Figure record listings

_ _ _ _ _ _ _

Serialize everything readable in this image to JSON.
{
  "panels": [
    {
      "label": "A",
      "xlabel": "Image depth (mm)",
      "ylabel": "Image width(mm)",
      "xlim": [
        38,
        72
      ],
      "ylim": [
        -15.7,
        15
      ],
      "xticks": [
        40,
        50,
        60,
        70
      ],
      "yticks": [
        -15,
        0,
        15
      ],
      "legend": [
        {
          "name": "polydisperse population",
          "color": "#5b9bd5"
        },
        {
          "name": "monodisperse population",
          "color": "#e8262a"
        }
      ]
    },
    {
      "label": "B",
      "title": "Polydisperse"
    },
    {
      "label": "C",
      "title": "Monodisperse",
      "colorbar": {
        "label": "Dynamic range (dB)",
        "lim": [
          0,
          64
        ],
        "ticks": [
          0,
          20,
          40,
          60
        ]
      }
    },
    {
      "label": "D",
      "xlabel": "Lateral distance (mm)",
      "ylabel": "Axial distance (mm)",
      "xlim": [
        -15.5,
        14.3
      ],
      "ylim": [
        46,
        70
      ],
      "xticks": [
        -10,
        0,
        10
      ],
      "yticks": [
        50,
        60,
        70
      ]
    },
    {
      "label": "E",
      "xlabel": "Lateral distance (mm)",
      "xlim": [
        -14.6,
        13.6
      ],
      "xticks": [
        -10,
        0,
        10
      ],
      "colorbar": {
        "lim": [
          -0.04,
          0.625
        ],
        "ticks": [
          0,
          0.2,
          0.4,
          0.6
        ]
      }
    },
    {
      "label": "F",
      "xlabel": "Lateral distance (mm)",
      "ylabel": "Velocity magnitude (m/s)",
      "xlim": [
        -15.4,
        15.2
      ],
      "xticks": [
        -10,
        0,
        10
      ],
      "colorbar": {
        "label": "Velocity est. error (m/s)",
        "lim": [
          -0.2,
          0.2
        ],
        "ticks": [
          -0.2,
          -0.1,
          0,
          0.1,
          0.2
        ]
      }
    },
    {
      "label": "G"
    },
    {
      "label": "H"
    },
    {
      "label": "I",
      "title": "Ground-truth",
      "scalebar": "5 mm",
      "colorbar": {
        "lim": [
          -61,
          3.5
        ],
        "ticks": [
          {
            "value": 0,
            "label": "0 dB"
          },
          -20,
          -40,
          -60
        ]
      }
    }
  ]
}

_ _ _ _ _ _ _

- [Work to do]: Search the records for the string "title" and return every line in which it occurs.

- [Exercise result]:
      "title": "Polydisperse"
      "title": "Monodisperse",
      "title": "Ground-truth",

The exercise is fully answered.